»»
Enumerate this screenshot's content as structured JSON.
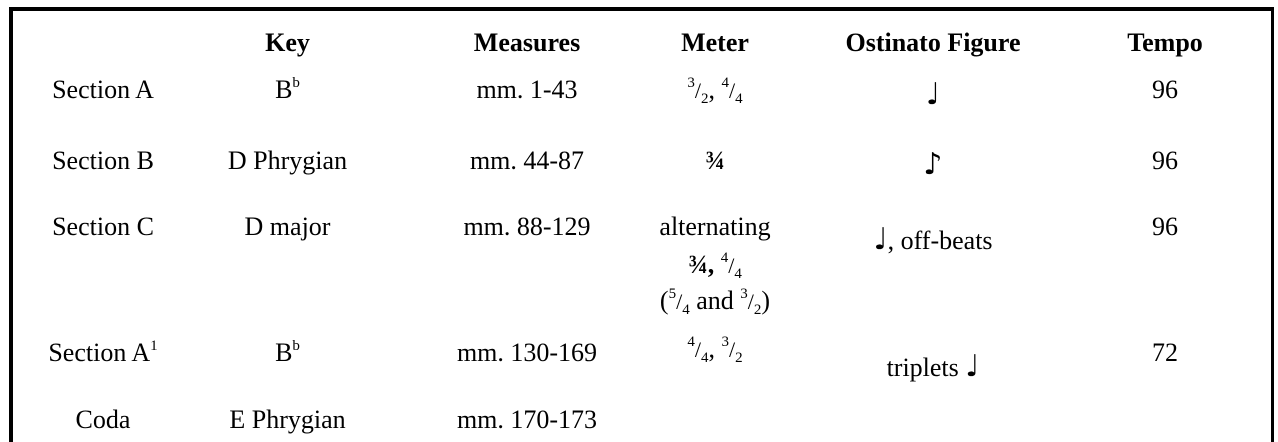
{
  "headers": {
    "key": "Key",
    "measures": "Measures",
    "meter": "Meter",
    "ostinato": "Ostinato Figure",
    "tempo": "Tempo"
  },
  "rows": [
    {
      "label": "Section A",
      "key": "B",
      "key_sup": "b",
      "measures": "mm. 1-43",
      "meter": {
        "n1": "3",
        "d1": "2",
        "sep": ", ",
        "n2": "4",
        "d2": "4"
      },
      "ostinato": {
        "note": "♩"
      },
      "tempo": "96"
    },
    {
      "label": "Section B",
      "key": "D Phrygian",
      "measures": "mm. 44-87",
      "meter": {
        "frac": "¾"
      },
      "ostinato": {
        "note": "♪"
      },
      "tempo": "96"
    },
    {
      "label": "Section C",
      "key": "D major",
      "measures": "mm. 88-129",
      "meter": {
        "line1": "alternating",
        "frac": "¾,",
        "n2": "4",
        "d2": "4",
        "open": "(",
        "n3": "5",
        "d3": "4",
        "and": " and ",
        "n4": "3",
        "d4": "2",
        "close": ")"
      },
      "ostinato": {
        "note": "♩",
        "text": ", off-beats"
      },
      "tempo": "96"
    },
    {
      "label": "Section A",
      "label_sup": "1",
      "key": "B",
      "key_sup": "b",
      "measures": "mm. 130-169",
      "meter": {
        "n1": "4",
        "d1": "4",
        "sep": ", ",
        "n2": "3",
        "d2": "2"
      },
      "ostinato": {
        "text": "triplets ",
        "note": "♩"
      },
      "tempo": "72"
    },
    {
      "label": "Coda",
      "key": "E Phrygian",
      "measures": "mm. 170-173"
    }
  ],
  "slash": "/",
  "colors": {
    "border": "#000000",
    "text": "#000000",
    "background": "#ffffff"
  }
}
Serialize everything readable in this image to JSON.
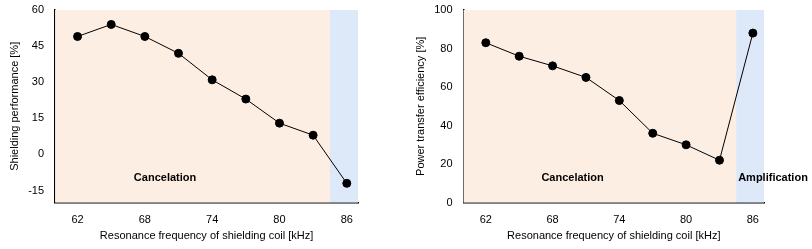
{
  "chart_data": [
    {
      "type": "line",
      "x_label": "Resonance frequency of shielding coil [kHz]",
      "y_label": "Shielding performance [%]",
      "x": [
        62,
        65,
        68,
        71,
        74,
        77,
        80,
        83,
        86
      ],
      "values": [
        49,
        54,
        49,
        42,
        31,
        23,
        13,
        8,
        -12
      ],
      "color": "#000000",
      "marker": "circle",
      "line_style": "solid",
      "xlim": [
        60,
        87
      ],
      "xticks": [
        62,
        68,
        74,
        80,
        86
      ],
      "ylim": [
        -20,
        60
      ],
      "yticks": [
        -15,
        0,
        15,
        30,
        45,
        60
      ],
      "grid": false,
      "regions": [
        {
          "from": 60,
          "to": 84.5,
          "color": "#fdeee3",
          "label": "Cancelation"
        },
        {
          "from": 84.5,
          "to": 87,
          "color": "#dde8f8"
        }
      ]
    },
    {
      "type": "line",
      "x_label": "Resonance frequency of shielding coil [kHz]",
      "y_label": "Power transfer efficiency [%]",
      "x": [
        62,
        65,
        68,
        71,
        74,
        77,
        80,
        83,
        86
      ],
      "values": [
        83,
        76,
        71,
        65,
        53,
        36,
        30,
        22,
        88
      ],
      "color": "#000000",
      "marker": "circle",
      "line_style": "solid",
      "xlim": [
        60,
        87
      ],
      "xticks": [
        62,
        68,
        74,
        80,
        86
      ],
      "ylim": [
        0,
        100
      ],
      "yticks": [
        0,
        20,
        40,
        60,
        80,
        100
      ],
      "grid": false,
      "regions": [
        {
          "from": 60,
          "to": 84.5,
          "color": "#fdeee3",
          "label": "Cancelation"
        },
        {
          "from": 84.5,
          "to": 87,
          "color": "#dde8f8",
          "label": "Amplification"
        }
      ]
    }
  ]
}
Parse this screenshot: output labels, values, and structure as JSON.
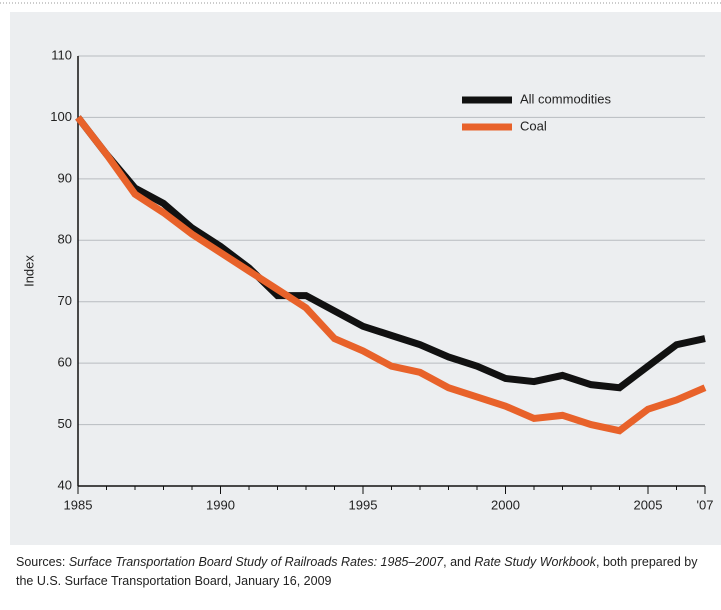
{
  "chart_data": {
    "type": "line",
    "y_label": "Index",
    "x": [
      1985,
      1986,
      1987,
      1988,
      1989,
      1990,
      1991,
      1992,
      1993,
      1994,
      1995,
      1996,
      1997,
      1998,
      1999,
      2000,
      2001,
      2002,
      2003,
      2004,
      2005,
      2006,
      2007
    ],
    "series": [
      {
        "name": "All commodities",
        "color": "#111111",
        "values": [
          100,
          94,
          88.5,
          86,
          82,
          79,
          75.5,
          71,
          71,
          68.5,
          66,
          64.5,
          63,
          61,
          59.5,
          57.5,
          57,
          58,
          56.5,
          56,
          59.5,
          63,
          64
        ]
      },
      {
        "name": "Coal",
        "color": "#e8622a",
        "values": [
          100,
          94,
          87.5,
          84.5,
          81,
          78,
          75,
          72,
          69,
          64,
          62,
          59.5,
          58.5,
          56,
          54.5,
          53,
          51,
          51.5,
          50,
          49,
          52.5,
          54,
          56
        ]
      }
    ],
    "xlim": [
      1985,
      2007
    ],
    "xticks": [
      1985,
      1990,
      1995,
      2000,
      2005,
      {
        "value": 2007,
        "label": "'07"
      }
    ],
    "ylim": [
      40,
      110
    ],
    "yticks": [
      40,
      50,
      60,
      70,
      80,
      90,
      100,
      110
    ],
    "grid": true,
    "source": [
      "Sources: ",
      "Surface Transportation Board Study of Railroads Rates: 1985–2007",
      ", and ",
      "Rate Study Workbook",
      ", both prepared by the U.S. Surface Transportation Board, January 16, 2009"
    ]
  }
}
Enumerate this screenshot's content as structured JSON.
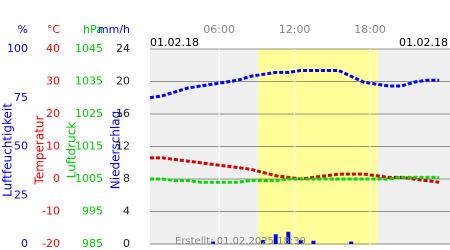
{
  "chart_data": {
    "type": "line",
    "x": [
      0.5,
      1.5,
      2.5,
      3.5,
      4.5,
      5.5,
      6.5,
      7.5,
      8.5,
      9.5,
      10.5,
      11.5,
      12.5,
      13.5,
      14.5,
      15.5,
      16.5,
      17.5,
      18.5,
      19.5,
      20.5,
      21.5,
      22.5,
      23.5
    ],
    "xlim": [
      0.5,
      24.2
    ],
    "xticks": [
      {
        "value": 6,
        "label": "06:00"
      },
      {
        "value": 12,
        "label": "12:00"
      },
      {
        "value": 18,
        "label": "18:00"
      }
    ],
    "date_left": "01.02.18",
    "date_right": "01.02.18",
    "highlight": [
      9.1,
      18.6
    ],
    "footer": "Erstellt: 01.02.2025 18:39",
    "axes": [
      {
        "label": "Luftfeuchtigkeit",
        "unit": "%",
        "color": "#0000ff",
        "ylim": [
          0,
          100
        ],
        "yticks": [
          100,
          75,
          50,
          25,
          0
        ]
      },
      {
        "label": "Temperatur",
        "unit": "°C",
        "color": "#ff0000",
        "ylim": [
          -20,
          40
        ],
        "yticks": [
          40,
          30,
          20,
          10,
          0,
          -10,
          -20
        ]
      },
      {
        "label": "Luftdruck",
        "unit": "hPa",
        "color": "#00cc00",
        "ylim": [
          985,
          1045
        ],
        "yticks": [
          1045,
          1035,
          1025,
          1015,
          1005,
          995,
          985
        ]
      },
      {
        "label": "Niederschlag",
        "unit": "mm/h",
        "color": "#0000ff",
        "ylim": [
          0,
          24
        ],
        "yticks": [
          24,
          20,
          16,
          12,
          8,
          4,
          0
        ]
      }
    ],
    "series": [
      {
        "type": "line",
        "axis": 0,
        "color": "#0000ff",
        "values": [
          75,
          76,
          78,
          80,
          81,
          82,
          83,
          84,
          86,
          87,
          88,
          88,
          89,
          89,
          89,
          89,
          86,
          83,
          82,
          81,
          81,
          83,
          84,
          84
        ]
      },
      {
        "type": "line",
        "axis": 1,
        "color": "#dd0000",
        "values": [
          6.5,
          6.5,
          6,
          5.5,
          5,
          4.5,
          4,
          3.5,
          3,
          2,
          1,
          0.5,
          0,
          0.5,
          1,
          1.5,
          1.5,
          1.5,
          1,
          0.5,
          0.5,
          0,
          -0.5,
          -1
        ]
      },
      {
        "type": "line",
        "axis": 2,
        "color": "#00dd00",
        "values": [
          1005,
          1005,
          1004.5,
          1004.5,
          1004,
          1004,
          1004,
          1004,
          1004.5,
          1004.5,
          1004.5,
          1005,
          1005,
          1005,
          1005,
          1005,
          1005,
          1005,
          1005,
          1005,
          1005.5,
          1005.5,
          1005.5,
          1005.5
        ]
      },
      {
        "type": "bar",
        "axis": 3,
        "color": "#0000ff",
        "values": [
          0,
          0,
          0,
          0,
          0,
          0.3,
          0,
          0,
          0,
          0.5,
          1.2,
          1.5,
          0.5,
          0.4,
          0,
          0,
          0.3,
          0,
          0,
          0,
          0,
          0,
          0,
          0
        ]
      }
    ]
  }
}
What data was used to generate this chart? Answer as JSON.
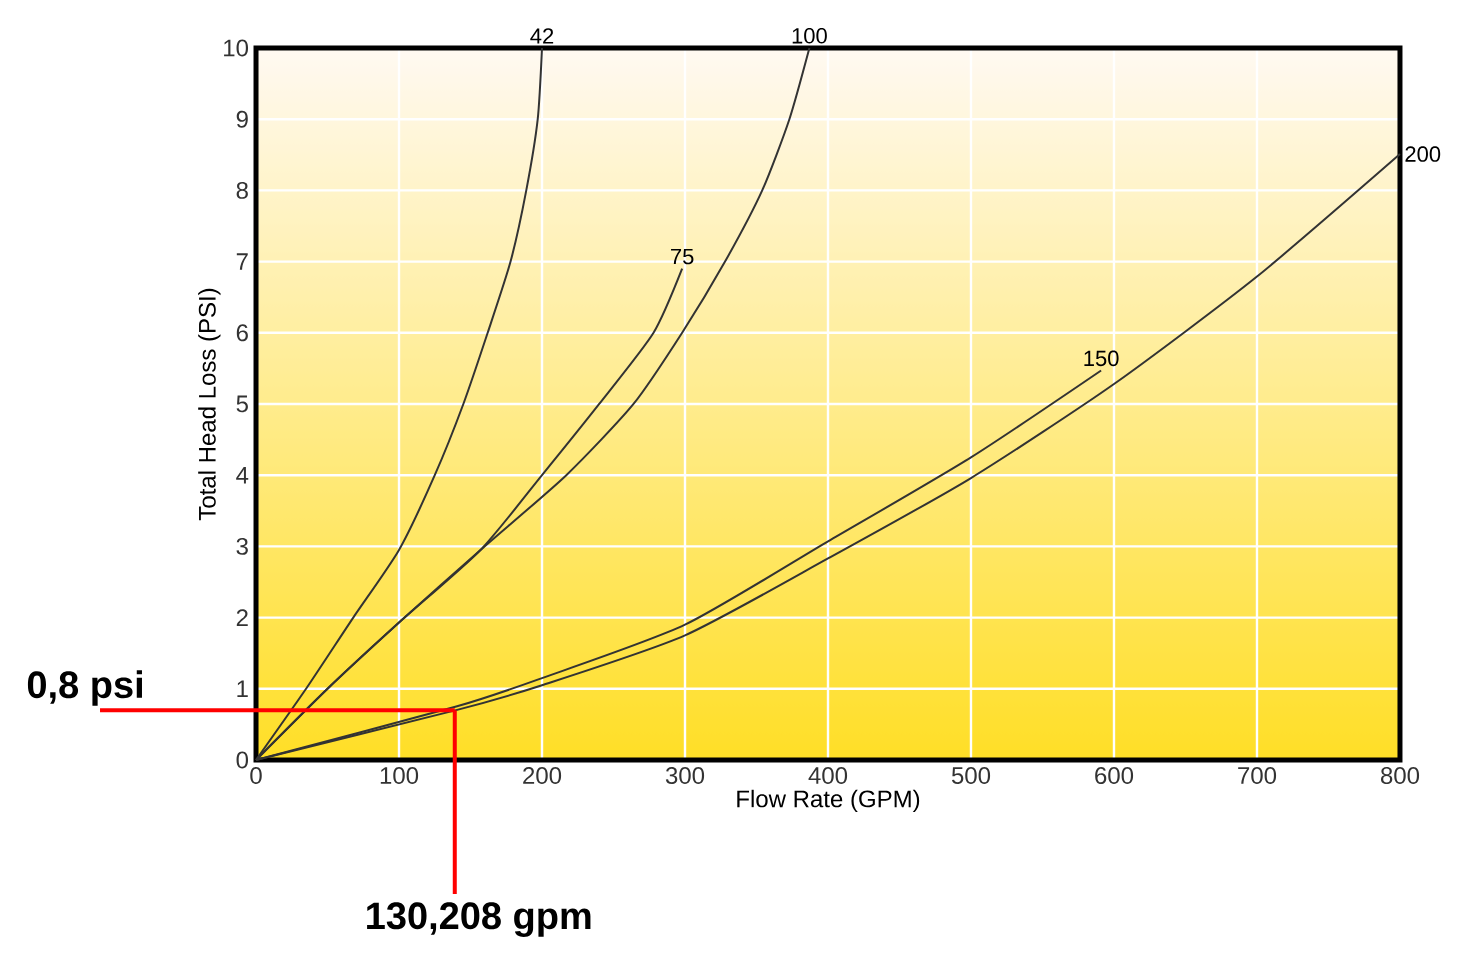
{
  "chart_data": {
    "type": "line",
    "xlabel": "Flow Rate (GPM)",
    "ylabel": "Total Head Loss (PSI)",
    "xlim": [
      0,
      800
    ],
    "ylim": [
      0,
      10
    ],
    "xticks": [
      0,
      100,
      200,
      300,
      400,
      500,
      600,
      700,
      800
    ],
    "yticks": [
      0,
      1,
      2,
      3,
      4,
      5,
      6,
      7,
      8,
      9,
      10
    ],
    "grid": true,
    "legend": false,
    "marker": "none",
    "line_style": "solid",
    "series": [
      {
        "name": "42",
        "color": "#333333",
        "x": [
          0,
          35,
          68,
          100,
          125,
          145,
          162,
          178,
          189,
          197,
          200
        ],
        "values": [
          0,
          1,
          2,
          2.95,
          4,
          5,
          6,
          7,
          8,
          9,
          10
        ]
      },
      {
        "name": "75",
        "color": "#333333",
        "x": [
          0,
          50,
          100,
          157,
          200,
          240,
          278,
          298
        ],
        "values": [
          0,
          1,
          1.93,
          2.95,
          4,
          5,
          6,
          6.9
        ]
      },
      {
        "name": "100",
        "color": "#333333",
        "x": [
          0,
          50,
          100,
          157,
          217,
          264,
          298,
          328,
          354,
          373,
          387
        ],
        "values": [
          0,
          1,
          1.93,
          2.95,
          4,
          5,
          6,
          7,
          8,
          9,
          10
        ]
      },
      {
        "name": "150",
        "color": "#333333",
        "x": [
          0,
          140,
          200,
          300,
          400,
          500,
          591
        ],
        "values": [
          0,
          0.75,
          1.15,
          1.9,
          3.07,
          4.25,
          5.47
        ]
      },
      {
        "name": "200",
        "color": "#333333",
        "x": [
          0,
          140,
          200,
          300,
          400,
          500,
          600,
          700,
          800
        ],
        "values": [
          0,
          0.7,
          1.05,
          1.75,
          2.83,
          3.96,
          5.28,
          6.79,
          8.51
        ]
      }
    ],
    "ref_lines": [
      {
        "axis": "y",
        "value": 0.7,
        "label": "0,8 psi",
        "color": "#ff0000"
      },
      {
        "axis": "x",
        "value": 139,
        "label": "130,208 gpm",
        "color": "#ff0000"
      }
    ]
  }
}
««
- [STATED PROBLEM]: Where a line holds the string "this", copy that line.

- [RESPONSE]:
Enumerate this screenshot's content as structured JSON.
Serialize everything readable in this image to JSON.
Parse this screenshot: output labels, values, and structure as JSON.
Enumerate this screenshot's content as structured JSON.
What data was used to generate this chart? Answer as JSON.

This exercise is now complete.